Problem to solve
Locate the word "Khim" in the material, then show every line that holds it.

Data in this exercise
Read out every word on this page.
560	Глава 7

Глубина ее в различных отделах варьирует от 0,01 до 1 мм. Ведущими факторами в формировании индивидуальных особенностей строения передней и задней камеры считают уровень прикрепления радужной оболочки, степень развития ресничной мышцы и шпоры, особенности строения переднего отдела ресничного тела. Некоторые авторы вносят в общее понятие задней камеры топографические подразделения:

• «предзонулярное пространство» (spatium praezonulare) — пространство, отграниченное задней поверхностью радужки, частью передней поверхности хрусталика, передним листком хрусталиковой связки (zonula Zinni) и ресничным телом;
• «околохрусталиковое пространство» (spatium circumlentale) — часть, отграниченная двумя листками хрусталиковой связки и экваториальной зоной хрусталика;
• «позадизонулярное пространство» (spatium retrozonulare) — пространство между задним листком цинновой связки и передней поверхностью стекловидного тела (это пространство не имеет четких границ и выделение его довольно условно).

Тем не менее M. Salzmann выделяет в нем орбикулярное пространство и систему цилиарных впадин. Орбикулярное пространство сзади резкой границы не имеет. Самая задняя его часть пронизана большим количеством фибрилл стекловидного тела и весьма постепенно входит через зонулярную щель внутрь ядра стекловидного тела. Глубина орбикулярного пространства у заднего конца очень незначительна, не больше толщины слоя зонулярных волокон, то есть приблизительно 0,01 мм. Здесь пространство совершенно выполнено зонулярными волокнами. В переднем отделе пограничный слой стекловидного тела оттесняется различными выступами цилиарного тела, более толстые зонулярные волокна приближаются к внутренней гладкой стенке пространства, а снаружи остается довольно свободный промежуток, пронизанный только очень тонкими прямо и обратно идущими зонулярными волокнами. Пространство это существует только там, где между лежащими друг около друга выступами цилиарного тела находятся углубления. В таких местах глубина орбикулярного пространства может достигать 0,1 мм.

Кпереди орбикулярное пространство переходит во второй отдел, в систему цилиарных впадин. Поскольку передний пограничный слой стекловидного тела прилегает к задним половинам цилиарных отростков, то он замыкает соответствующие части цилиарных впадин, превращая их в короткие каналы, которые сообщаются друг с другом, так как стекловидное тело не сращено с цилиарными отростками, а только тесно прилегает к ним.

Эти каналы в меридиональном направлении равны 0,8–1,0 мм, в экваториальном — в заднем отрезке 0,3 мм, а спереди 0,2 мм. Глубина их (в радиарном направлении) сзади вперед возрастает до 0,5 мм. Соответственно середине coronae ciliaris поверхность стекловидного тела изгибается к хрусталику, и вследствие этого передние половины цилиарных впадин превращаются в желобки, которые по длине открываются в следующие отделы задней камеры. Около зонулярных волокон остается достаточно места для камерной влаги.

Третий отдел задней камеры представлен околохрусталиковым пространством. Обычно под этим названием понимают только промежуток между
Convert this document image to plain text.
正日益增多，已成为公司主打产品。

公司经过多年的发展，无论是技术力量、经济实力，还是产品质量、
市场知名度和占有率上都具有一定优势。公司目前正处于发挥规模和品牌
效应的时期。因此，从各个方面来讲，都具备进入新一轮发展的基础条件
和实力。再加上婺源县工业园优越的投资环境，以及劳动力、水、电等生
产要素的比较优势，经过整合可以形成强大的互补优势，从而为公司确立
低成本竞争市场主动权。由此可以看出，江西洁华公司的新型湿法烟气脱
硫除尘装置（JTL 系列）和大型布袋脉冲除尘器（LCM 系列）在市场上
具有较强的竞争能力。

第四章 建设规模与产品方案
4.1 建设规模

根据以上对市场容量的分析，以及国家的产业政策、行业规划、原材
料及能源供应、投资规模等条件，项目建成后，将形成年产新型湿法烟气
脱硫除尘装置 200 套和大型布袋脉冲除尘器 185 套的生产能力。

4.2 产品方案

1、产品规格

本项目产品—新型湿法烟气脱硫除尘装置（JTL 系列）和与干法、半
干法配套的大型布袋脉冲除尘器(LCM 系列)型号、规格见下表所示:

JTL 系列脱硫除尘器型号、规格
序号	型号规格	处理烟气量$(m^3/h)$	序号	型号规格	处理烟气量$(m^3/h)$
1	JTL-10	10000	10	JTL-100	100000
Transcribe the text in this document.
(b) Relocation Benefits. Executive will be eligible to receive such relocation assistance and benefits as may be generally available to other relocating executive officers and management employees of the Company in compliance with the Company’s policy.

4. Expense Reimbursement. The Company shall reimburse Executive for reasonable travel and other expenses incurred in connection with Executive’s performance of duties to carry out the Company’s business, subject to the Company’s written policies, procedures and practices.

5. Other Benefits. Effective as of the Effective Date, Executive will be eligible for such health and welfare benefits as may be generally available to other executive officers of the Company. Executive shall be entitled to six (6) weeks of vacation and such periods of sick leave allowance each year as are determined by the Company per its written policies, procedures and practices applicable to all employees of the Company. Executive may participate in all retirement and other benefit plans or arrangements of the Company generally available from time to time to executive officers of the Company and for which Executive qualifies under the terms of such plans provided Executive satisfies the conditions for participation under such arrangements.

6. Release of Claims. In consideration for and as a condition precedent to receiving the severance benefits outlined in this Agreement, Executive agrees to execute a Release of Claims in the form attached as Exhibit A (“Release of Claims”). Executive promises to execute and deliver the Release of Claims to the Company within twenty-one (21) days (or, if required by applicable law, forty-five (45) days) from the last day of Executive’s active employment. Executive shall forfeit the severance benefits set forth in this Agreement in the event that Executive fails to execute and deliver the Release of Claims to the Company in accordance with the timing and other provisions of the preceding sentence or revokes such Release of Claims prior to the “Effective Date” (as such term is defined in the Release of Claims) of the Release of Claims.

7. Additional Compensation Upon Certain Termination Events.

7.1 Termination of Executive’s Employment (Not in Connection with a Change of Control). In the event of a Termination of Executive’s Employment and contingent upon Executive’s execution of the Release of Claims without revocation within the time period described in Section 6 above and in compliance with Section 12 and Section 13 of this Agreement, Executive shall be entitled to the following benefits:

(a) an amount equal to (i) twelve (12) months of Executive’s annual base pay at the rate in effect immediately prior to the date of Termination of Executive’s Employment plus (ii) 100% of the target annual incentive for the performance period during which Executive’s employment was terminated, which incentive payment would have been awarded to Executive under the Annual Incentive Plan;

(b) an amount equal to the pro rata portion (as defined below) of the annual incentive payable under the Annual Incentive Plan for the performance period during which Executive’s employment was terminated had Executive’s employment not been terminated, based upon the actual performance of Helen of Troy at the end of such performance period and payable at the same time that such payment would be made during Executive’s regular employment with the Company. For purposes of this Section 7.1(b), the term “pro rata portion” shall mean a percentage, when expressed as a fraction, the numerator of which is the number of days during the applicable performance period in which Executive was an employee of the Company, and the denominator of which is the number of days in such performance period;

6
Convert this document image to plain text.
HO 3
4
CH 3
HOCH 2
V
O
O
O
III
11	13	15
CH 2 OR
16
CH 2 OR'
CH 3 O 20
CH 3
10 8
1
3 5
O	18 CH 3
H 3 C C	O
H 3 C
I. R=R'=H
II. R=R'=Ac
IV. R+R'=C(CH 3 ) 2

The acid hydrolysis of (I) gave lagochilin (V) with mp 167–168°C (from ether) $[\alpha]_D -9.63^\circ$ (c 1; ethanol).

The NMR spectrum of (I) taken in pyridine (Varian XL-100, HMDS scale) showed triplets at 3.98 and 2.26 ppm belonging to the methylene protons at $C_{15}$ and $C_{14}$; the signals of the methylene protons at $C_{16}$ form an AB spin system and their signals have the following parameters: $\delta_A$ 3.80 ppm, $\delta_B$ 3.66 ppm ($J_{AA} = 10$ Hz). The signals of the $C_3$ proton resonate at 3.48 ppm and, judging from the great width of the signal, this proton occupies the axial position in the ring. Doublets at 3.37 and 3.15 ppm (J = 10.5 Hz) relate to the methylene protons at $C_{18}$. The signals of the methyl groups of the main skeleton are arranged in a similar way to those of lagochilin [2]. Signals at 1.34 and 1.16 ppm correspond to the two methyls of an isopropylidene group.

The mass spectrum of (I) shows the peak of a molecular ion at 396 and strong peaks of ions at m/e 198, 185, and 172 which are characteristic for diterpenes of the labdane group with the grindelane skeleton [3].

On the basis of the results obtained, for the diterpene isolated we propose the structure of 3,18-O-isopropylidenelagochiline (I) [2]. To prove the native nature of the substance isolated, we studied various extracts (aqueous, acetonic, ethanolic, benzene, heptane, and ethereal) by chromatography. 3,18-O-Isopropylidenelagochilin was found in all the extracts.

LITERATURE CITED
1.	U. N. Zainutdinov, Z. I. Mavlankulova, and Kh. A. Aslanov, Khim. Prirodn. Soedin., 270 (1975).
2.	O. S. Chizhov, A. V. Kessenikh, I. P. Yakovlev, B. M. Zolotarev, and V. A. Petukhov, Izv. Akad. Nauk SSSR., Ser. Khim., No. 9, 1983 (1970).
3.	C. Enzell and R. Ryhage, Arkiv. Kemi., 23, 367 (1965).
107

Answer for this exercise
1.	U. N. Zainutdinov, Z. I. Mavlankulova, and Kh. A. Aslanov, Khim. Prirodn. Soedin., 270 (1975).
2.	O. S. Chizhov, A. V. Kessenikh, I. P. Yakovlev, B. M. Zolotarev, and V. A. Petukhov, Izv. Akad. Nauk SSSR., Ser. Khim., No. 9, 1983 (1970).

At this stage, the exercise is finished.